> SHORT TASK
Restate each line word for word. Leave out every picture.

> GIVEN INFORMATION
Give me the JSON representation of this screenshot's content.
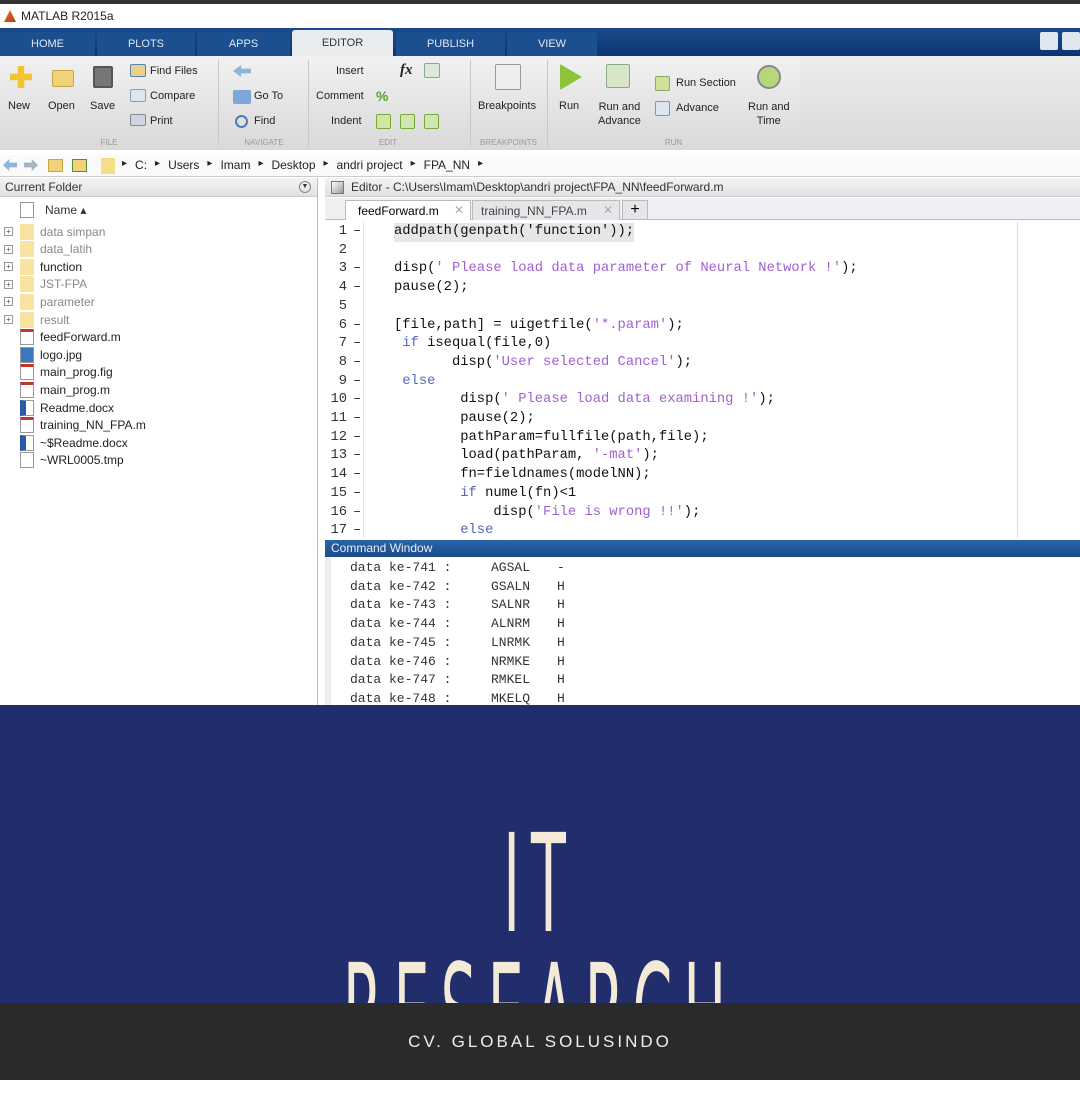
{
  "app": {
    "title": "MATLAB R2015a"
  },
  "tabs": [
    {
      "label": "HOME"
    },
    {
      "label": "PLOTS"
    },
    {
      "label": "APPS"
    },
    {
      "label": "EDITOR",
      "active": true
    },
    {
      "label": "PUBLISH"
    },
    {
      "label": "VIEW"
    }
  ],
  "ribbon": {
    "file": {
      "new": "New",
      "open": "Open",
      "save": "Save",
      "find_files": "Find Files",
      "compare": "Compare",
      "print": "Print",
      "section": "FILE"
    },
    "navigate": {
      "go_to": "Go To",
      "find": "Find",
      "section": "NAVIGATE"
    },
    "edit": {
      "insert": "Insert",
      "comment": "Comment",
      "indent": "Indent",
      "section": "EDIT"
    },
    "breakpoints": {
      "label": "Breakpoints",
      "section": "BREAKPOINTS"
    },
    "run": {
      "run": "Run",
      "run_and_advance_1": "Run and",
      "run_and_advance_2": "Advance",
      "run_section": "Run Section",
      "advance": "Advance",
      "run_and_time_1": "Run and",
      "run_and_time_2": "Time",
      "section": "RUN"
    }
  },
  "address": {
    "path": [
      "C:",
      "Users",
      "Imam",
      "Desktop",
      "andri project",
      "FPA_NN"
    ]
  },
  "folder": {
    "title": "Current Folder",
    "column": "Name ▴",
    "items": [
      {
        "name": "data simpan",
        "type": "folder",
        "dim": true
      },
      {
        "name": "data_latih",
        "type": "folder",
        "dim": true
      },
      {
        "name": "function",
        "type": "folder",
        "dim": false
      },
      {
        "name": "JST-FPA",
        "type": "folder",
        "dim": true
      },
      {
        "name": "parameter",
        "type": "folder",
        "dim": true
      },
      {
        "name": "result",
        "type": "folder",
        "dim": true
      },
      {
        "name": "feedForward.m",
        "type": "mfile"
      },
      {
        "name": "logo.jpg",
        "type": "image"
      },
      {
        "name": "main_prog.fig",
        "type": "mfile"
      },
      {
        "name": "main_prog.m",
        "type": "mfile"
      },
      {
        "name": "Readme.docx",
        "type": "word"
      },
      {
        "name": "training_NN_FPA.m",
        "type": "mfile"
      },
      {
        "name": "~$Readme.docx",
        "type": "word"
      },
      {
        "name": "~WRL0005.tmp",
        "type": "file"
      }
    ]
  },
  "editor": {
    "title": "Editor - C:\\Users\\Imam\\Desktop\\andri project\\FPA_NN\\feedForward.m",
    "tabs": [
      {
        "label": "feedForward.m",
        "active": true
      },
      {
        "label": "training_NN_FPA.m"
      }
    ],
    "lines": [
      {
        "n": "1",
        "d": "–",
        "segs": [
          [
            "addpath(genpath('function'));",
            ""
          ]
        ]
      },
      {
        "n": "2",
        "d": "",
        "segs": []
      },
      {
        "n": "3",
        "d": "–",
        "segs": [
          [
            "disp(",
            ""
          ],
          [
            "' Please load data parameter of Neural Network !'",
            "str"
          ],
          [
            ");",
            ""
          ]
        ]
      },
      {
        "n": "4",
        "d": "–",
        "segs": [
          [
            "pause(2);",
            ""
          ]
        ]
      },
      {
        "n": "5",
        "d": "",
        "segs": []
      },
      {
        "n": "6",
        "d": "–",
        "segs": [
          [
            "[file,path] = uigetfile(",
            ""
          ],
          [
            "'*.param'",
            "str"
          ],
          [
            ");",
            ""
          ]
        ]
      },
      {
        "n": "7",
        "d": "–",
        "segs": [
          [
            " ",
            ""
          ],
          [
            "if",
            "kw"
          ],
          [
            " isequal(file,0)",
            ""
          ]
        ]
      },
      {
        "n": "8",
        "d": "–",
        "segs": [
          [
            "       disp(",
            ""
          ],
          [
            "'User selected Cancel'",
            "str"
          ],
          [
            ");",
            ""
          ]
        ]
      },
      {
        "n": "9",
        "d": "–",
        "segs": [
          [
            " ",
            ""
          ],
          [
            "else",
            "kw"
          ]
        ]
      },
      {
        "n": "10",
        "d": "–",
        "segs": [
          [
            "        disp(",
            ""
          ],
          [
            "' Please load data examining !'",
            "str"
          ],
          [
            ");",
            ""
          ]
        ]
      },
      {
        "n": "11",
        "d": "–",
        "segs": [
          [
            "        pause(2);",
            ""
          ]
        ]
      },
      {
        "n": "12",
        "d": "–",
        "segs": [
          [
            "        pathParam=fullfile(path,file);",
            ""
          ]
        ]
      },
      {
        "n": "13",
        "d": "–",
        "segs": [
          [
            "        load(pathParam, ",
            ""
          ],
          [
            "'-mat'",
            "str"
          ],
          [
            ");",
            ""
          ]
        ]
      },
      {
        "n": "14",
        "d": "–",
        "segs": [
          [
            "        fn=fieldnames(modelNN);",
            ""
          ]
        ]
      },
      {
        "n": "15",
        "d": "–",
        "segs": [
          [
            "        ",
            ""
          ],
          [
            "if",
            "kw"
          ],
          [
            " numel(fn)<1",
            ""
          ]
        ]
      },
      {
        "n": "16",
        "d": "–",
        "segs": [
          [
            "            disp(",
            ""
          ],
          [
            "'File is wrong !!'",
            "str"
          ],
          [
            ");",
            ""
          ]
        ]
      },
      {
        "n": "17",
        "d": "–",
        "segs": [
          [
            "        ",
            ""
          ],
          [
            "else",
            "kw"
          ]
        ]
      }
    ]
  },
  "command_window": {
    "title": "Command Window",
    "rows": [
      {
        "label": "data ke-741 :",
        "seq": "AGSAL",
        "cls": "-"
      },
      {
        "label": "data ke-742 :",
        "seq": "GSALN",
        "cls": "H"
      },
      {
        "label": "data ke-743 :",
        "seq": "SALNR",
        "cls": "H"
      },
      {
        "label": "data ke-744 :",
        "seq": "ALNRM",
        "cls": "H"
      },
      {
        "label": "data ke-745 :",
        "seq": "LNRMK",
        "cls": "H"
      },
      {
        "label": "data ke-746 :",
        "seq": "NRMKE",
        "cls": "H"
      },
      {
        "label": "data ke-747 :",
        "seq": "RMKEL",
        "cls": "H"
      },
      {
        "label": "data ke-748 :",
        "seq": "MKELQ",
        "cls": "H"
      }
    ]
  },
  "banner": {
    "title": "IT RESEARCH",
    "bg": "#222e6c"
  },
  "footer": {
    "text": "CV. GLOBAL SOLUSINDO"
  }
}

> RESULT BELOW
Give me the JSON representation of this screenshot's content.
{
  "app": {
    "title": "MATLAB R2015a"
  },
  "tabs": [
    {
      "label": "HOME"
    },
    {
      "label": "PLOTS"
    },
    {
      "label": "APPS"
    },
    {
      "label": "EDITOR",
      "active": true
    },
    {
      "label": "PUBLISH"
    },
    {
      "label": "VIEW"
    }
  ],
  "ribbon": {
    "file": {
      "new": "New",
      "open": "Open",
      "save": "Save",
      "find_files": "Find Files",
      "compare": "Compare",
      "print": "Print",
      "section": "FILE"
    },
    "navigate": {
      "go_to": "Go To",
      "find": "Find",
      "section": "NAVIGATE"
    },
    "edit": {
      "insert": "Insert",
      "comment": "Comment",
      "indent": "Indent",
      "section": "EDIT"
    },
    "breakpoints": {
      "label": "Breakpoints",
      "section": "BREAKPOINTS"
    },
    "run": {
      "run": "Run",
      "run_and_advance_1": "Run and",
      "run_and_advance_2": "Advance",
      "run_section": "Run Section",
      "advance": "Advance",
      "run_and_time_1": "Run and",
      "run_and_time_2": "Time",
      "section": "RUN"
    }
  },
  "address": {
    "path": [
      "C:",
      "Users",
      "Imam",
      "Desktop",
      "andri project",
      "FPA_NN"
    ]
  },
  "folder": {
    "title": "Current Folder",
    "column": "Name ▴",
    "items": [
      {
        "name": "data simpan",
        "type": "folder",
        "dim": true
      },
      {
        "name": "data_latih",
        "type": "folder",
        "dim": true
      },
      {
        "name": "function",
        "type": "folder",
        "dim": false
      },
      {
        "name": "JST-FPA",
        "type": "folder",
        "dim": true
      },
      {
        "name": "parameter",
        "type": "folder",
        "dim": true
      },
      {
        "name": "result",
        "type": "folder",
        "dim": true
      },
      {
        "name": "feedForward.m",
        "type": "mfile"
      },
      {
        "name": "logo.jpg",
        "type": "image"
      },
      {
        "name": "main_prog.fig",
        "type": "mfile"
      },
      {
        "name": "main_prog.m",
        "type": "mfile"
      },
      {
        "name": "Readme.docx",
        "type": "word"
      },
      {
        "name": "training_NN_FPA.m",
        "type": "mfile"
      },
      {
        "name": "~$Readme.docx",
        "type": "word"
      },
      {
        "name": "~WRL0005.tmp",
        "type": "file"
      }
    ]
  },
  "editor": {
    "title": "Editor - C:\\Users\\Imam\\Desktop\\andri project\\FPA_NN\\feedForward.m",
    "tabs": [
      {
        "label": "feedForward.m",
        "active": true
      },
      {
        "label": "training_NN_FPA.m"
      }
    ],
    "lines": [
      {
        "n": "1",
        "d": "–",
        "segs": [
          [
            "addpath(genpath('function'));",
            ""
          ]
        ]
      },
      {
        "n": "2",
        "d": "",
        "segs": []
      },
      {
        "n": "3",
        "d": "–",
        "segs": [
          [
            "disp(",
            ""
          ],
          [
            "' Please load data parameter of Neural Network !'",
            "str"
          ],
          [
            ");",
            ""
          ]
        ]
      },
      {
        "n": "4",
        "d": "–",
        "segs": [
          [
            "pause(2);",
            ""
          ]
        ]
      },
      {
        "n": "5",
        "d": "",
        "segs": []
      },
      {
        "n": "6",
        "d": "–",
        "segs": [
          [
            "[file,path] = uigetfile(",
            ""
          ],
          [
            "'*.param'",
            "str"
          ],
          [
            ");",
            ""
          ]
        ]
      },
      {
        "n": "7",
        "d": "–",
        "segs": [
          [
            " ",
            ""
          ],
          [
            "if",
            "kw"
          ],
          [
            " isequal(file,0)",
            ""
          ]
        ]
      },
      {
        "n": "8",
        "d": "–",
        "segs": [
          [
            "       disp(",
            ""
          ],
          [
            "'User selected Cancel'",
            "str"
          ],
          [
            ");",
            ""
          ]
        ]
      },
      {
        "n": "9",
        "d": "–",
        "segs": [
          [
            " ",
            ""
          ],
          [
            "else",
            "kw"
          ]
        ]
      },
      {
        "n": "10",
        "d": "–",
        "segs": [
          [
            "        disp(",
            ""
          ],
          [
            "' Please load data examining !'",
            "str"
          ],
          [
            ");",
            ""
          ]
        ]
      },
      {
        "n": "11",
        "d": "–",
        "segs": [
          [
            "        pause(2);",
            ""
          ]
        ]
      },
      {
        "n": "12",
        "d": "–",
        "segs": [
          [
            "        pathParam=fullfile(path,file);",
            ""
          ]
        ]
      },
      {
        "n": "13",
        "d": "–",
        "segs": [
          [
            "        load(pathParam, ",
            ""
          ],
          [
            "'-mat'",
            "str"
          ],
          [
            ");",
            ""
          ]
        ]
      },
      {
        "n": "14",
        "d": "–",
        "segs": [
          [
            "        fn=fieldnames(modelNN);",
            ""
          ]
        ]
      },
      {
        "n": "15",
        "d": "–",
        "segs": [
          [
            "        ",
            ""
          ],
          [
            "if",
            "kw"
          ],
          [
            " numel(fn)<1",
            ""
          ]
        ]
      },
      {
        "n": "16",
        "d": "–",
        "segs": [
          [
            "            disp(",
            ""
          ],
          [
            "'File is wrong !!'",
            "str"
          ],
          [
            ");",
            ""
          ]
        ]
      },
      {
        "n": "17",
        "d": "–",
        "segs": [
          [
            "        ",
            ""
          ],
          [
            "else",
            "kw"
          ]
        ]
      }
    ]
  },
  "command_window": {
    "title": "Command Window",
    "rows": [
      {
        "label": "data ke-741 :",
        "seq": "AGSAL",
        "cls": "-"
      },
      {
        "label": "data ke-742 :",
        "seq": "GSALN",
        "cls": "H"
      },
      {
        "label": "data ke-743 :",
        "seq": "SALNR",
        "cls": "H"
      },
      {
        "label": "data ke-744 :",
        "seq": "ALNRM",
        "cls": "H"
      },
      {
        "label": "data ke-745 :",
        "seq": "LNRMK",
        "cls": "H"
      },
      {
        "label": "data ke-746 :",
        "seq": "NRMKE",
        "cls": "H"
      },
      {
        "label": "data ke-747 :",
        "seq": "RMKEL",
        "cls": "H"
      },
      {
        "label": "data ke-748 :",
        "seq": "MKELQ",
        "cls": "H"
      }
    ]
  },
  "banner": {
    "title": "IT RESEARCH",
    "bg": "#222e6c"
  },
  "footer": {
    "text": "CV. GLOBAL SOLUSINDO"
  }
}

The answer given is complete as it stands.